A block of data
>>>>>

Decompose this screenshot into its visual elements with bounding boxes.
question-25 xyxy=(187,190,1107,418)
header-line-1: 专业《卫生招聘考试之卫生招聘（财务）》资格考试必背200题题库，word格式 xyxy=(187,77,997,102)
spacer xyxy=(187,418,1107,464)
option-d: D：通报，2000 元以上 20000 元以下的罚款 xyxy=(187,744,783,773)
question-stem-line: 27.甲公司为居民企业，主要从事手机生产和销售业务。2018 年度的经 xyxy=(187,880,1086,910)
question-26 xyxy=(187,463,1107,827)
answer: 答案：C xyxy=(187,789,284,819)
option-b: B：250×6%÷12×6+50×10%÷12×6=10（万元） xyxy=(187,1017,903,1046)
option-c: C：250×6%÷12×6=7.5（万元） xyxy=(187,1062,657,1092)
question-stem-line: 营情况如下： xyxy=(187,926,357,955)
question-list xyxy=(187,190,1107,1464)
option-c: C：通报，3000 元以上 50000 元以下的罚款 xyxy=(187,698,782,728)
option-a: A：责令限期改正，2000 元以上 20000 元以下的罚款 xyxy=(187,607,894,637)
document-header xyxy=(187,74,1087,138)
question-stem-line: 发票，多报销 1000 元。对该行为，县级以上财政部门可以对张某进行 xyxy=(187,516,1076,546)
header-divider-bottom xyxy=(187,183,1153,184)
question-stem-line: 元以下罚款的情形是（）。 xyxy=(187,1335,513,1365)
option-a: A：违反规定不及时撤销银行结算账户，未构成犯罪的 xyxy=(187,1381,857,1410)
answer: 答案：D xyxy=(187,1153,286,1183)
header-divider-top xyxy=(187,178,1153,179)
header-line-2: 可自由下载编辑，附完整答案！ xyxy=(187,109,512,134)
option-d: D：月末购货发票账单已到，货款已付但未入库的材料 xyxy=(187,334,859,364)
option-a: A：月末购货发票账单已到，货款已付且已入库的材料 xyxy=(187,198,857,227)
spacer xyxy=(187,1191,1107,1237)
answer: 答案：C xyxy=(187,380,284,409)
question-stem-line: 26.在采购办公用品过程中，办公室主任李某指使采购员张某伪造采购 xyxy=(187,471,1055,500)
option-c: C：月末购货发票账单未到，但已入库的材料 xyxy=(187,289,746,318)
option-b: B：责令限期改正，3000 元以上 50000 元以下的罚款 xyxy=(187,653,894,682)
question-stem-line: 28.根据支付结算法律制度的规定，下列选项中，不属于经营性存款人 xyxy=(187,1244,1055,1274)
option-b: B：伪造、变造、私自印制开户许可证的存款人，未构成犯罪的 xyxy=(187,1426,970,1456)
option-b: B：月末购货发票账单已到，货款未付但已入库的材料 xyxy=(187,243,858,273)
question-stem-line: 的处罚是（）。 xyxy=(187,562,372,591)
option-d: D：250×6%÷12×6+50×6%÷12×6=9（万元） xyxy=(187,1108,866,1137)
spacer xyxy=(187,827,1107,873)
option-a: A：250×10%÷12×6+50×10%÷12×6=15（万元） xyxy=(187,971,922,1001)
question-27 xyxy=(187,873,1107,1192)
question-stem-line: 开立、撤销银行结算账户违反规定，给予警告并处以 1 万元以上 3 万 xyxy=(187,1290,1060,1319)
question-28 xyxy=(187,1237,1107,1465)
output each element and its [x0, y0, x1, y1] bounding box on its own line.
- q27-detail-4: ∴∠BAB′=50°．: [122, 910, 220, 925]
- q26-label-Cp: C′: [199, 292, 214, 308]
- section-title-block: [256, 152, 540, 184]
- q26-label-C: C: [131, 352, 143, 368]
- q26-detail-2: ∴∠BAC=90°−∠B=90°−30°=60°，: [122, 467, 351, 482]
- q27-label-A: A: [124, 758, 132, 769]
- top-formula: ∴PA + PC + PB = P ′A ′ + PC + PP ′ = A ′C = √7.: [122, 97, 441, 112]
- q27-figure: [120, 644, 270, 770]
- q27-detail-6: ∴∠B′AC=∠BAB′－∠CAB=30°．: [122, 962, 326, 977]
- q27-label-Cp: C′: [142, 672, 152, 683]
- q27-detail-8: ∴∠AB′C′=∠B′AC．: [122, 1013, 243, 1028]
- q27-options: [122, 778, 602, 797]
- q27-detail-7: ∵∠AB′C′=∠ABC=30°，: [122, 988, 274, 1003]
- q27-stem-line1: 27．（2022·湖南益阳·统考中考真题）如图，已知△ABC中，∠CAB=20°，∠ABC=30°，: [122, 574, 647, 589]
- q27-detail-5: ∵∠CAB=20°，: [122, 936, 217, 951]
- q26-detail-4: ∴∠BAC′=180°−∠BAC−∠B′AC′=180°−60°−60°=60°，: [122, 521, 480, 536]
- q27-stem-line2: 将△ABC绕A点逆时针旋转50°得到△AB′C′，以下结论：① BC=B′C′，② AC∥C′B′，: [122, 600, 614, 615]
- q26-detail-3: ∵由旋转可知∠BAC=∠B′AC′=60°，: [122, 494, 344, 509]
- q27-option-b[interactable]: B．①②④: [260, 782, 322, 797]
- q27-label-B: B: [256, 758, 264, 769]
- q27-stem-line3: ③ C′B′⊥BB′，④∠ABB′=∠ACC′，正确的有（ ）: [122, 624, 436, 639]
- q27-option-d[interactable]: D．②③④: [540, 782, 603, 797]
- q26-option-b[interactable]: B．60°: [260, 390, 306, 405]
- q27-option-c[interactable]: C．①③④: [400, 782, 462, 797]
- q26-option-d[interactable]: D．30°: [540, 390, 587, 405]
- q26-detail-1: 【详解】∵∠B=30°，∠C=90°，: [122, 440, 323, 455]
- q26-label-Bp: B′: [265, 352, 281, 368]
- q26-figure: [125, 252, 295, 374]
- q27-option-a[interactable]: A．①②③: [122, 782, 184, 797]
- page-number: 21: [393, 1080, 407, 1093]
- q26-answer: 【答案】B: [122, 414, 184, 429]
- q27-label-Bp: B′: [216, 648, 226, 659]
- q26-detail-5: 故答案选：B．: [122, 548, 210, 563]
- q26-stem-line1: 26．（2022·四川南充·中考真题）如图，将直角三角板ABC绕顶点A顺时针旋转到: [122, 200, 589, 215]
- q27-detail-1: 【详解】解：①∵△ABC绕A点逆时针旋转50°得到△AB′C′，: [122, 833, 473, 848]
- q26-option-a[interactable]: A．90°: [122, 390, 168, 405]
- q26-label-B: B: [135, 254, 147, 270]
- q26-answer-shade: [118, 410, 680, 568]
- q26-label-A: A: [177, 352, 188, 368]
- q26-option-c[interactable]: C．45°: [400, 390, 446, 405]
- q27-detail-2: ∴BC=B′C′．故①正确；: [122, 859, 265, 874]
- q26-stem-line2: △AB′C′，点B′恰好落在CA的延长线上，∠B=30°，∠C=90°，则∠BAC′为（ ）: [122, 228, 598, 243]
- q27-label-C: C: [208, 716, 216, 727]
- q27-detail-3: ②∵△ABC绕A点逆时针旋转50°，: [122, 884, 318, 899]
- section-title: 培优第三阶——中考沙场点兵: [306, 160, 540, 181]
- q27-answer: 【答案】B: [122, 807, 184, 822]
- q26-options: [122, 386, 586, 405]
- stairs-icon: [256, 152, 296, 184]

<<<<<

■ Your goal: Extract every line from the entries above and reproduce each one verbatim, without changing a single character.

■ Exercise result:
Decompose this screenshot into its visual elements with bounding boxes.
question-25 xyxy=(187,190,1107,418)
header-line-1: 专业《卫生招聘考试之卫生招聘（财务）》资格考试必背200题题库，word格式 xyxy=(187,77,997,102)
spacer xyxy=(187,418,1107,464)
option-d: D：通报，2000 元以上 20000 元以下的罚款 xyxy=(187,744,783,773)
question-stem-line: 27.甲公司为居民企业，主要从事手机生产和销售业务。2018 年度的经 xyxy=(187,880,1086,910)
question-26 xyxy=(187,463,1107,827)
answer: 答案：C xyxy=(187,789,284,819)
option-b: B：250×6%÷12×6+50×10%÷12×6=10（万元） xyxy=(187,1017,903,1046)
option-c: C：250×6%÷12×6=7.5（万元） xyxy=(187,1062,657,1092)
question-stem-line: 营情况如下： xyxy=(187,926,357,955)
question-list xyxy=(187,190,1107,1464)
option-c: C：通报，3000 元以上 50000 元以下的罚款 xyxy=(187,698,782,728)
option-a: A：责令限期改正，2000 元以上 20000 元以下的罚款 xyxy=(187,607,894,637)
document-header xyxy=(187,74,1087,138)
question-stem-line: 发票，多报销 1000 元。对该行为，县级以上财政部门可以对张某进行 xyxy=(187,516,1076,546)
header-divider-bottom xyxy=(187,183,1153,184)
question-stem-line: 元以下罚款的情形是（）。 xyxy=(187,1335,513,1365)
option-a: A：违反规定不及时撤销银行结算账户，未构成犯罪的 xyxy=(187,1381,857,1410)
answer: 答案：D xyxy=(187,1153,286,1183)
header-divider-top xyxy=(187,178,1153,179)
header-line-2: 可自由下载编辑，附完整答案！ xyxy=(187,109,512,134)
option-d: D：月末购货发票账单已到，货款已付但未入库的材料 xyxy=(187,334,859,364)
option-a: A：月末购货发票账单已到，货款已付且已入库的材料 xyxy=(187,198,857,227)
spacer xyxy=(187,1191,1107,1237)
answer: 答案：C xyxy=(187,380,284,409)
question-stem-line: 26.在采购办公用品过程中，办公室主任李某指使采购员张某伪造采购 xyxy=(187,471,1055,500)
option-c: C：月末购货发票账单未到，但已入库的材料 xyxy=(187,289,746,318)
option-b: B：责令限期改正，3000 元以上 50000 元以下的罚款 xyxy=(187,653,894,682)
question-stem-line: 28.根据支付结算法律制度的规定，下列选项中，不属于经营性存款人 xyxy=(187,1244,1055,1274)
option-b: B：伪造、变造、私自印制开户许可证的存款人，未构成犯罪的 xyxy=(187,1426,970,1456)
option-b: B：月末购货发票账单已到，货款未付但已入库的材料 xyxy=(187,243,858,273)
question-stem-line: 的处罚是（）。 xyxy=(187,562,372,591)
option-d: D：250×6%÷12×6+50×6%÷12×6=9（万元） xyxy=(187,1108,866,1137)
spacer xyxy=(187,827,1107,873)
option-a: A：250×10%÷12×6+50×10%÷12×6=15（万元） xyxy=(187,971,922,1001)
question-27 xyxy=(187,873,1107,1192)
question-stem-line: 开立、撤销银行结算账户违反规定，给予警告并处以 1 万元以上 3 万 xyxy=(187,1290,1060,1319)
question-28 xyxy=(187,1237,1107,1465)
output each element and its [x0, y0, x1, y1] bounding box on its own line.
- q27-detail-4: ∴∠BAB′=50°．: [122, 910, 220, 925]
- q26-label-Cp: C′: [199, 292, 214, 308]
- section-title-block: [256, 152, 540, 184]
- q26-label-C: C: [131, 352, 143, 368]
- q26-detail-2: ∴∠BAC=90°−∠B=90°−30°=60°，: [122, 467, 351, 482]
- q27-label-A: A: [124, 758, 132, 769]
- top-formula: ∴PA + PC + PB = P ′A ′ + PC + PP ′ = A ′C = √7.: [122, 97, 441, 112]
- q27-figure: [120, 644, 270, 770]
- q27-detail-6: ∴∠B′AC=∠BAB′－∠CAB=30°．: [122, 962, 326, 977]
- q27-label-Cp: C′: [142, 672, 152, 683]
- q27-detail-8: ∴∠AB′C′=∠B′AC．: [122, 1013, 243, 1028]
- q27-options: [122, 778, 602, 797]
- q27-detail-7: ∵∠AB′C′=∠ABC=30°，: [122, 988, 274, 1003]
- q27-stem-line1: 27．（2022·湖南益阳·统考中考真题）如图，已知△ABC中，∠CAB=20°，∠ABC=30°，: [122, 574, 647, 589]
- q27-detail-5: ∵∠CAB=20°，: [122, 936, 217, 951]
- q26-detail-4: ∴∠BAC′=180°−∠BAC−∠B′AC′=180°−60°−60°=60°，: [122, 521, 480, 536]
- q27-stem-line2: 将△ABC绕A点逆时针旋转50°得到△AB′C′，以下结论：① BC=B′C′，② AC∥C′B′，: [122, 600, 614, 615]
- q26-detail-3: ∵由旋转可知∠BAC=∠B′AC′=60°，: [122, 494, 344, 509]
- q27-option-b[interactable]: B．①②④: [260, 782, 322, 797]
- q27-label-B: B: [256, 758, 264, 769]
- q27-stem-line3: ③ C′B′⊥BB′，④∠ABB′=∠ACC′，正确的有（ ）: [122, 624, 436, 639]
- q27-option-d[interactable]: D．②③④: [540, 782, 603, 797]
- q26-option-b[interactable]: B．60°: [260, 390, 306, 405]
- q27-option-c[interactable]: C．①③④: [400, 782, 462, 797]
- q26-option-d[interactable]: D．30°: [540, 390, 587, 405]
- q26-detail-1: 【详解】∵∠B=30°，∠C=90°，: [122, 440, 323, 455]
- q26-label-Bp: B′: [265, 352, 281, 368]
- q26-figure: [125, 252, 295, 374]
- q27-option-a[interactable]: A．①②③: [122, 782, 184, 797]
- page-number: 21: [393, 1080, 407, 1093]
- q26-answer: 【答案】B: [122, 414, 184, 429]
- q27-label-Bp: B′: [216, 648, 226, 659]
- q26-detail-5: 故答案选：B．: [122, 548, 210, 563]
- q26-stem-line1: 26．（2022·四川南充·中考真题）如图，将直角三角板ABC绕顶点A顺时针旋转到: [122, 200, 589, 215]
- q27-detail-1: 【详解】解：①∵△ABC绕A点逆时针旋转50°得到△AB′C′，: [122, 833, 473, 848]
- q26-option-a[interactable]: A．90°: [122, 390, 168, 405]
- q26-label-B: B: [135, 254, 147, 270]
- q26-answer-shade: [118, 410, 680, 568]
- q26-label-A: A: [177, 352, 188, 368]
- q26-option-c[interactable]: C．45°: [400, 390, 446, 405]
- q27-detail-2: ∴BC=B′C′．故①正确；: [122, 859, 265, 874]
- q26-stem-line2: △AB′C′，点B′恰好落在CA的延长线上，∠B=30°，∠C=90°，则∠BAC′为（ ）: [122, 228, 598, 243]
- q27-label-C: C: [208, 716, 216, 727]
- q27-detail-3: ②∵△ABC绕A点逆时针旋转50°，: [122, 884, 318, 899]
- section-title: 培优第三阶——中考沙场点兵: [306, 160, 540, 181]
- q27-answer: 【答案】B: [122, 807, 184, 822]
- q26-options: [122, 386, 586, 405]
- stairs-icon: [256, 152, 296, 184]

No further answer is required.